▶ What is needed
Copy the material that follows word for word and omit its pictures.

▶ Material
-------------------------

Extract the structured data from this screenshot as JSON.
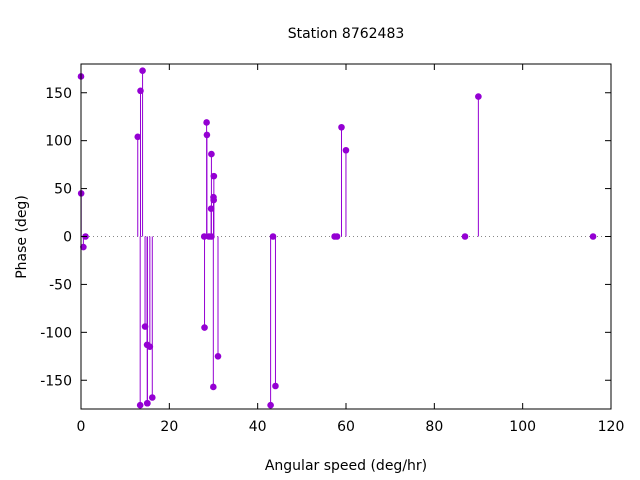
{
  "chart_data": {
    "type": "scatter",
    "style": "impulses-with-points",
    "title": "Station 8762483",
    "xlabel": "Angular speed (deg/hr)",
    "ylabel": "Phase (deg)",
    "xlim": [
      0,
      120
    ],
    "ylim": [
      -180,
      180
    ],
    "xticks": [
      0,
      20,
      40,
      60,
      80,
      100,
      120
    ],
    "yticks": [
      -150,
      -100,
      -50,
      0,
      50,
      100,
      150
    ],
    "zero_line": "dotted",
    "grid": false,
    "legend": "none",
    "color": "#9400d3",
    "series": [
      {
        "points": [
          [
            0.0,
            167
          ],
          [
            0.04,
            45
          ],
          [
            0.54,
            -11
          ],
          [
            1.02,
            0
          ],
          [
            12.85,
            104
          ],
          [
            13.4,
            -176
          ],
          [
            13.47,
            152
          ],
          [
            13.94,
            173
          ],
          [
            14.5,
            -94
          ],
          [
            14.96,
            -113
          ],
          [
            15.0,
            -174
          ],
          [
            15.04,
            -174
          ],
          [
            15.59,
            -115
          ],
          [
            16.14,
            -168
          ],
          [
            27.9,
            0
          ],
          [
            27.97,
            -95
          ],
          [
            28.44,
            119
          ],
          [
            28.51,
            106
          ],
          [
            28.98,
            0
          ],
          [
            29.46,
            29
          ],
          [
            29.53,
            0
          ],
          [
            29.53,
            86
          ],
          [
            29.96,
            -157
          ],
          [
            30.0,
            41
          ],
          [
            30.04,
            38
          ],
          [
            30.08,
            63
          ],
          [
            31.02,
            -125
          ],
          [
            42.93,
            -176
          ],
          [
            43.48,
            0
          ],
          [
            44.03,
            -156
          ],
          [
            57.42,
            0
          ],
          [
            57.97,
            0
          ],
          [
            58.98,
            114
          ],
          [
            59.99,
            90
          ],
          [
            86.95,
            0
          ],
          [
            89.97,
            146
          ],
          [
            115.94,
            0
          ]
        ]
      }
    ]
  }
}
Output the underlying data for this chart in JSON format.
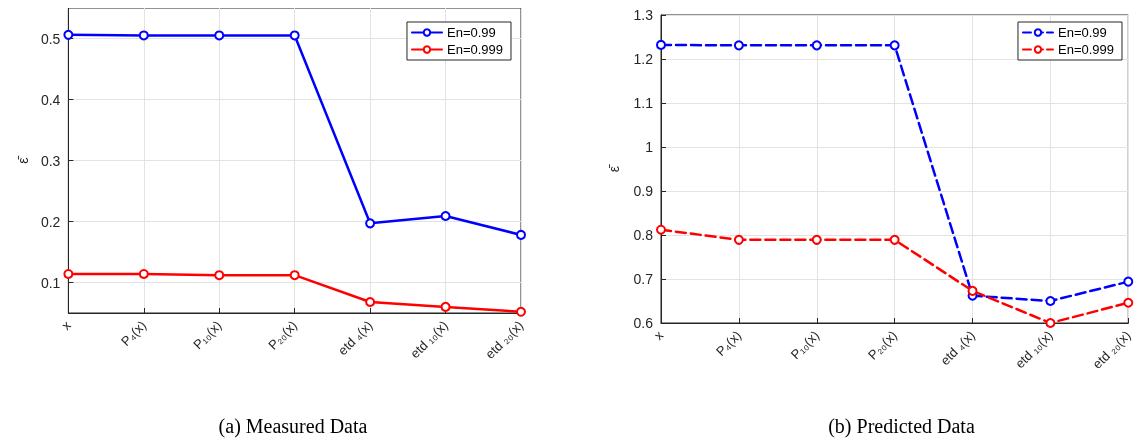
{
  "chart_data": [
    {
      "type": "line",
      "title": "(a) Measured Data",
      "ylabel": "ε̄",
      "categories": [
        "x",
        "P₄(x)",
        "P₁₀(x)",
        "P₂₀(x)",
        "etd ₄(x)",
        "etd ₁₀(x)",
        "etd ₂₀(x)"
      ],
      "series": [
        {
          "name": "En=0.99",
          "color": "#0000ff",
          "values": [
            0.506,
            0.505,
            0.505,
            0.505,
            0.197,
            0.209,
            0.178
          ]
        },
        {
          "name": "En=0.999",
          "color": "#ff0000",
          "values": [
            0.114,
            0.114,
            0.112,
            0.112,
            0.068,
            0.06,
            0.052
          ]
        }
      ],
      "ylim": [
        0.05,
        0.55
      ],
      "yticks": [
        0.1,
        0.2,
        0.3,
        0.4,
        0.5
      ],
      "grid": true,
      "legend": "top right",
      "marker": "circle",
      "line_style": "solid"
    },
    {
      "type": "line",
      "title": "(b) Predicted Data",
      "ylabel": "ε̄",
      "categories": [
        "x",
        "P₄(x)",
        "P₁₀(x)",
        "P₂₀(x)",
        "etd ₄(x)",
        "etd ₁₀(x)",
        "etd ₂₀(x)"
      ],
      "series": [
        {
          "name": "En=0.99",
          "color": "#0000ff",
          "values": [
            1.232,
            1.231,
            1.231,
            1.231,
            0.662,
            0.65,
            0.694
          ]
        },
        {
          "name": "En=0.999",
          "color": "#ff0000",
          "values": [
            0.812,
            0.789,
            0.789,
            0.789,
            0.673,
            0.6,
            0.646
          ]
        }
      ],
      "ylim": [
        0.6,
        1.3
      ],
      "yticks": [
        0.6,
        0.7,
        0.8,
        0.9,
        1,
        1.1,
        1.2,
        1.3
      ],
      "grid": true,
      "legend": "top right",
      "marker": "circle",
      "line_style": "dashed"
    }
  ]
}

-------------------------

▶ The answer
Extract the structured data from this screenshot as JSON.
{
  "chart_data": {
    "type": "scatter",
    "style": "impulses-with-points",
    "title": "Station 8762483",
    "xlabel": "Angular speed (deg/hr)",
    "ylabel": "Phase (deg)",
    "xlim": [
      0,
      120
    ],
    "ylim": [
      -180,
      180
    ],
    "xticks": [
      0,
      20,
      40,
      60,
      80,
      100,
      120
    ],
    "yticks": [
      -150,
      -100,
      -50,
      0,
      50,
      100,
      150
    ],
    "zero_line": "dotted",
    "grid": false,
    "legend": "none",
    "color": "#9400d3",
    "series": [
      {
        "points": [
          [
            0.0,
            167
          ],
          [
            0.04,
            45
          ],
          [
            0.54,
            -11
          ],
          [
            1.02,
            0
          ],
          [
            12.85,
            104
          ],
          [
            13.4,
            -176
          ],
          [
            13.47,
            152
          ],
          [
            13.94,
            173
          ],
          [
            14.5,
            -94
          ],
          [
            14.96,
            -113
          ],
          [
            15.0,
            -174
          ],
          [
            15.04,
            -174
          ],
          [
            15.59,
            -115
          ],
          [
            16.14,
            -168
          ],
          [
            27.9,
            0
          ],
          [
            27.97,
            -95
          ],
          [
            28.44,
            119
          ],
          [
            28.51,
            106
          ],
          [
            28.98,
            0
          ],
          [
            29.46,
            29
          ],
          [
            29.53,
            0
          ],
          [
            29.53,
            86
          ],
          [
            29.96,
            -157
          ],
          [
            30.0,
            41
          ],
          [
            30.04,
            38
          ],
          [
            30.08,
            63
          ],
          [
            31.02,
            -125
          ],
          [
            42.93,
            -176
          ],
          [
            43.48,
            0
          ],
          [
            44.03,
            -156
          ],
          [
            57.42,
            0
          ],
          [
            57.97,
            0
          ],
          [
            58.98,
            114
          ],
          [
            59.99,
            90
          ],
          [
            86.95,
            0
          ],
          [
            89.97,
            146
          ],
          [
            115.94,
            0
          ]
        ]
      }
    ]
  }
}
Output the underlying data for this chart in JSON format.
{
  "chart_data": [
    {
      "type": "line",
      "title": "(a) Measured Data",
      "ylabel": "ε̄",
      "categories": [
        "x",
        "P₄(x)",
        "P₁₀(x)",
        "P₂₀(x)",
        "etd ₄(x)",
        "etd ₁₀(x)",
        "etd ₂₀(x)"
      ],
      "series": [
        {
          "name": "En=0.99",
          "color": "#0000ff",
          "values": [
            0.506,
            0.505,
            0.505,
            0.505,
            0.197,
            0.209,
            0.178
          ]
        },
        {
          "name": "En=0.999",
          "color": "#ff0000",
          "values": [
            0.114,
            0.114,
            0.112,
            0.112,
            0.068,
            0.06,
            0.052
          ]
        }
      ],
      "ylim": [
        0.05,
        0.55
      ],
      "yticks": [
        0.1,
        0.2,
        0.3,
        0.4,
        0.5
      ],
      "grid": true,
      "legend": "top right",
      "marker": "circle",
      "line_style": "solid"
    },
    {
      "type": "line",
      "title": "(b) Predicted Data",
      "ylabel": "ε̄",
      "categories": [
        "x",
        "P₄(x)",
        "P₁₀(x)",
        "P₂₀(x)",
        "etd ₄(x)",
        "etd ₁₀(x)",
        "etd ₂₀(x)"
      ],
      "series": [
        {
          "name": "En=0.99",
          "color": "#0000ff",
          "values": [
            1.232,
            1.231,
            1.231,
            1.231,
            0.662,
            0.65,
            0.694
          ]
        },
        {
          "name": "En=0.999",
          "color": "#ff0000",
          "values": [
            0.812,
            0.789,
            0.789,
            0.789,
            0.673,
            0.6,
            0.646
          ]
        }
      ],
      "ylim": [
        0.6,
        1.3
      ],
      "yticks": [
        0.6,
        0.7,
        0.8,
        0.9,
        1,
        1.1,
        1.2,
        1.3
      ],
      "grid": true,
      "legend": "top right",
      "marker": "circle",
      "line_style": "dashed"
    }
  ]
}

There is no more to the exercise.